Omit any picture, and return the remaining data exactly as written.
******************************
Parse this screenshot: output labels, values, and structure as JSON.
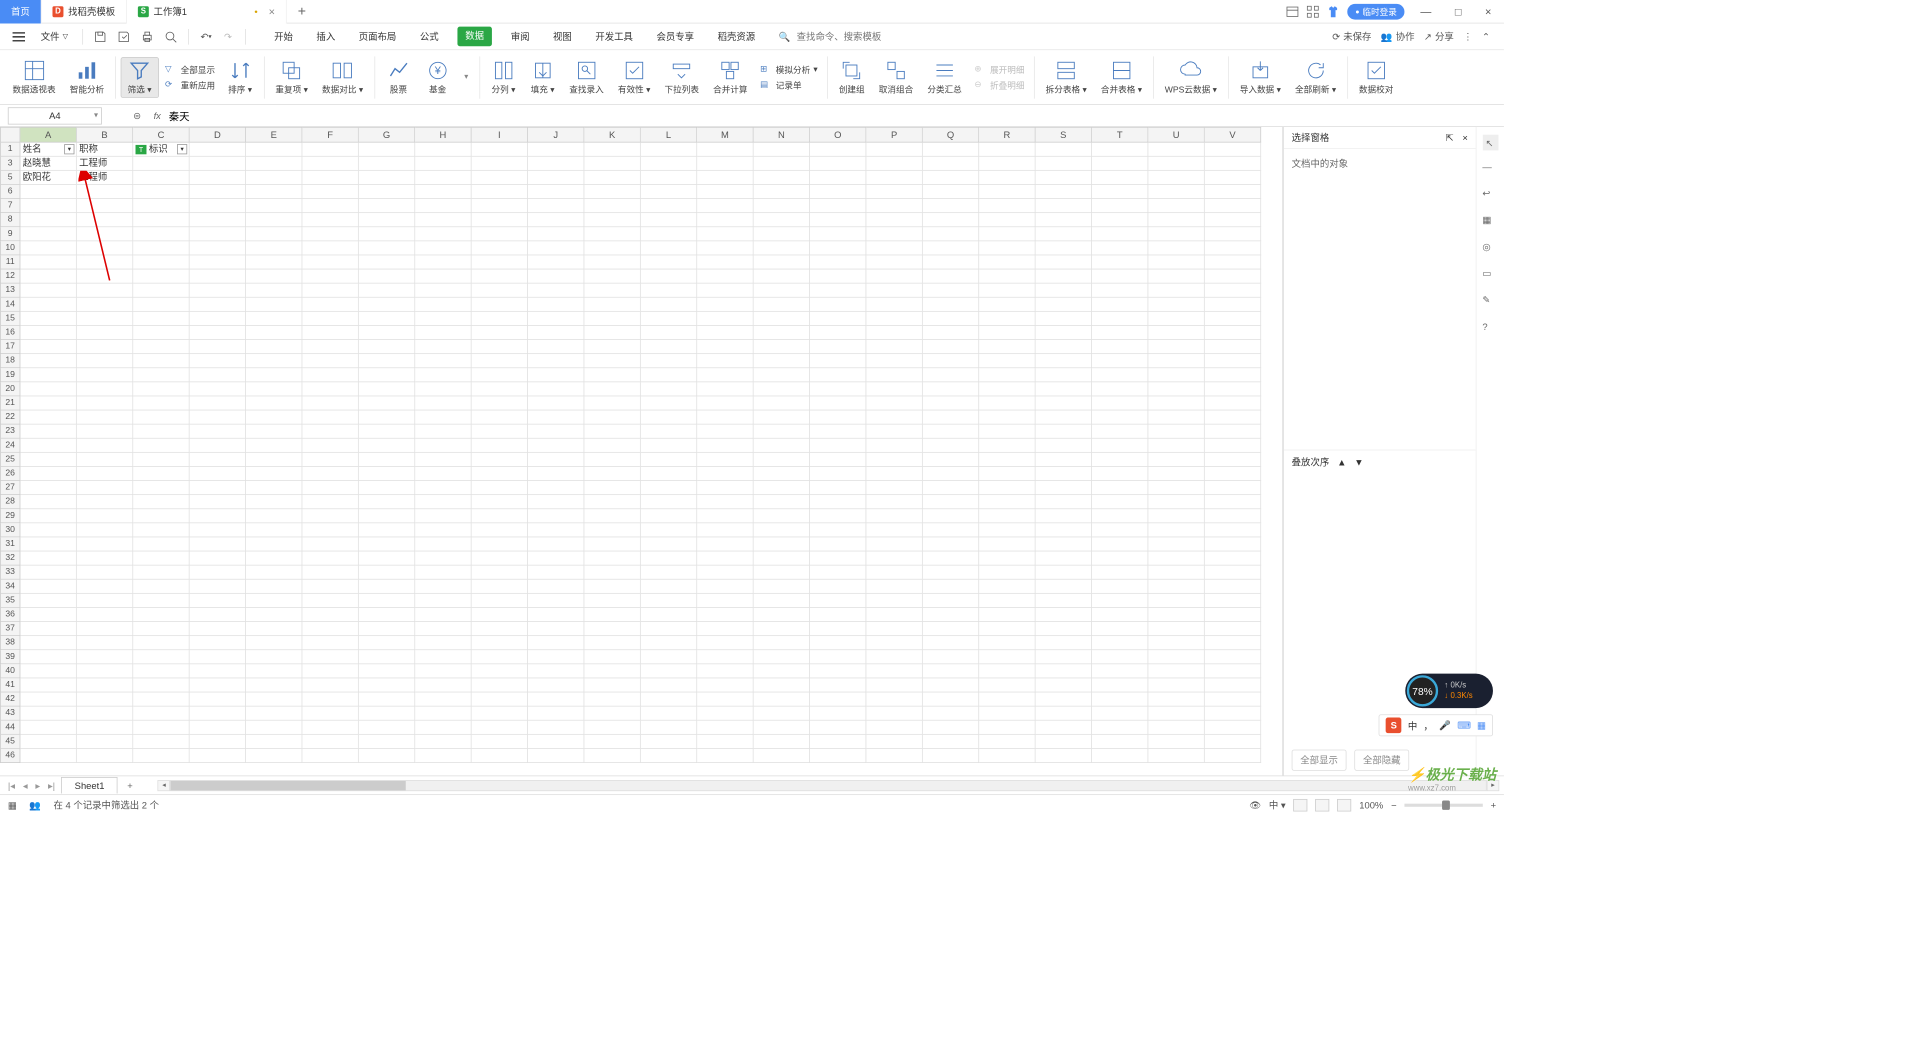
{
  "titlebar": {
    "home": "首页",
    "tab_template": "找稻壳模板",
    "tab_workbook": "工作簿1",
    "login": "临时登录"
  },
  "menubar": {
    "file": "文件",
    "tabs": [
      "开始",
      "插入",
      "页面布局",
      "公式",
      "数据",
      "审阅",
      "视图",
      "开发工具",
      "会员专享",
      "稻壳资源"
    ],
    "active_tab": "数据",
    "search_cmd_placeholder": "查找命令、搜索模板",
    "unsaved": "未保存",
    "coop": "协作",
    "share": "分享"
  },
  "ribbon": {
    "pivot": "数据透视表",
    "smart": "智能分析",
    "filter": "筛选",
    "show_all": "全部显示",
    "reapply": "重新应用",
    "sort": "排序",
    "dup": "重复项",
    "compare": "数据对比",
    "stock": "股票",
    "fund": "基金",
    "split": "分列",
    "fill": "填充",
    "lookup": "查找录入",
    "validity": "有效性",
    "dropdown": "下拉列表",
    "consolidate": "合并计算",
    "sim": "模拟分析",
    "form": "记录单",
    "group": "创建组",
    "ungroup": "取消组合",
    "subtotal": "分类汇总",
    "expand": "展开明细",
    "collapse": "折叠明细",
    "split_table": "拆分表格",
    "merge_table": "合并表格",
    "wps_cloud": "WPS云数据",
    "import": "导入数据",
    "refresh_all": "全部刷新",
    "data_check": "数据校对"
  },
  "formula": {
    "namebox": "A4",
    "value": "秦天"
  },
  "grid": {
    "cols": [
      "A",
      "B",
      "C",
      "D",
      "E",
      "F",
      "G",
      "H",
      "I",
      "J",
      "K",
      "L",
      "M",
      "N",
      "O",
      "P",
      "Q",
      "R",
      "S",
      "T",
      "U",
      "V"
    ],
    "visible_rows": [
      1,
      3,
      5,
      6,
      7,
      8,
      9,
      10,
      11,
      12,
      13,
      14,
      15,
      16,
      17,
      18,
      19,
      20,
      21,
      22,
      23,
      24,
      25,
      26,
      27,
      28,
      29,
      30,
      31,
      32,
      33,
      34,
      35,
      36,
      37,
      38,
      39,
      40,
      41,
      42,
      43,
      44,
      45,
      46
    ],
    "headers": {
      "a": "姓名",
      "b": "职称",
      "c": "标识"
    },
    "rows_data": [
      {
        "rn": 3,
        "a": "赵晓慧",
        "b": "工程师"
      },
      {
        "rn": 5,
        "a": "欧阳花",
        "b": "工程师"
      }
    ]
  },
  "side_panel": {
    "title": "选择窗格",
    "body": "文档中的对象",
    "order": "叠放次序",
    "show_all": "全部显示",
    "hide_all": "全部隐藏"
  },
  "sheet_tabs": {
    "sheet": "Sheet1"
  },
  "status": {
    "filter_msg": "在 4 个记录中筛选出 2 个",
    "zoom": "100%"
  },
  "perf": {
    "pct": "78%",
    "up": "0K/s",
    "down": "0.3K/s"
  },
  "ime": {
    "lang": "中"
  },
  "watermark": {
    "brand": "极光下载站",
    "url": "www.xz7.com"
  }
}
******************************
▸ FINISHED EXERCISE:
Parse this screenshot: output labels, values, and structure as JSON.
{
  "titlebar": {
    "home": "首页",
    "tab_template": "找稻壳模板",
    "tab_workbook": "工作簿1",
    "login": "临时登录"
  },
  "menubar": {
    "file": "文件",
    "tabs": [
      "开始",
      "插入",
      "页面布局",
      "公式",
      "数据",
      "审阅",
      "视图",
      "开发工具",
      "会员专享",
      "稻壳资源"
    ],
    "active_tab": "数据",
    "search_cmd_placeholder": "查找命令、搜索模板",
    "unsaved": "未保存",
    "coop": "协作",
    "share": "分享"
  },
  "ribbon": {
    "pivot": "数据透视表",
    "smart": "智能分析",
    "filter": "筛选",
    "show_all": "全部显示",
    "reapply": "重新应用",
    "sort": "排序",
    "dup": "重复项",
    "compare": "数据对比",
    "stock": "股票",
    "fund": "基金",
    "split": "分列",
    "fill": "填充",
    "lookup": "查找录入",
    "validity": "有效性",
    "dropdown": "下拉列表",
    "consolidate": "合并计算",
    "sim": "模拟分析",
    "form": "记录单",
    "group": "创建组",
    "ungroup": "取消组合",
    "subtotal": "分类汇总",
    "expand": "展开明细",
    "collapse": "折叠明细",
    "split_table": "拆分表格",
    "merge_table": "合并表格",
    "wps_cloud": "WPS云数据",
    "import": "导入数据",
    "refresh_all": "全部刷新",
    "data_check": "数据校对"
  },
  "formula": {
    "namebox": "A4",
    "value": "秦天"
  },
  "grid": {
    "cols": [
      "A",
      "B",
      "C",
      "D",
      "E",
      "F",
      "G",
      "H",
      "I",
      "J",
      "K",
      "L",
      "M",
      "N",
      "O",
      "P",
      "Q",
      "R",
      "S",
      "T",
      "U",
      "V"
    ],
    "visible_rows": [
      1,
      3,
      5,
      6,
      7,
      8,
      9,
      10,
      11,
      12,
      13,
      14,
      15,
      16,
      17,
      18,
      19,
      20,
      21,
      22,
      23,
      24,
      25,
      26,
      27,
      28,
      29,
      30,
      31,
      32,
      33,
      34,
      35,
      36,
      37,
      38,
      39,
      40,
      41,
      42,
      43,
      44,
      45,
      46
    ],
    "headers": {
      "a": "姓名",
      "b": "职称",
      "c": "标识"
    },
    "rows_data": [
      {
        "rn": 3,
        "a": "赵晓慧",
        "b": "工程师"
      },
      {
        "rn": 5,
        "a": "欧阳花",
        "b": "工程师"
      }
    ]
  },
  "side_panel": {
    "title": "选择窗格",
    "body": "文档中的对象",
    "order": "叠放次序",
    "show_all": "全部显示",
    "hide_all": "全部隐藏"
  },
  "sheet_tabs": {
    "sheet": "Sheet1"
  },
  "status": {
    "filter_msg": "在 4 个记录中筛选出 2 个",
    "zoom": "100%"
  },
  "perf": {
    "pct": "78%",
    "up": "0K/s",
    "down": "0.3K/s"
  },
  "ime": {
    "lang": "中"
  },
  "watermark": {
    "brand": "极光下载站",
    "url": "www.xz7.com"
  }
}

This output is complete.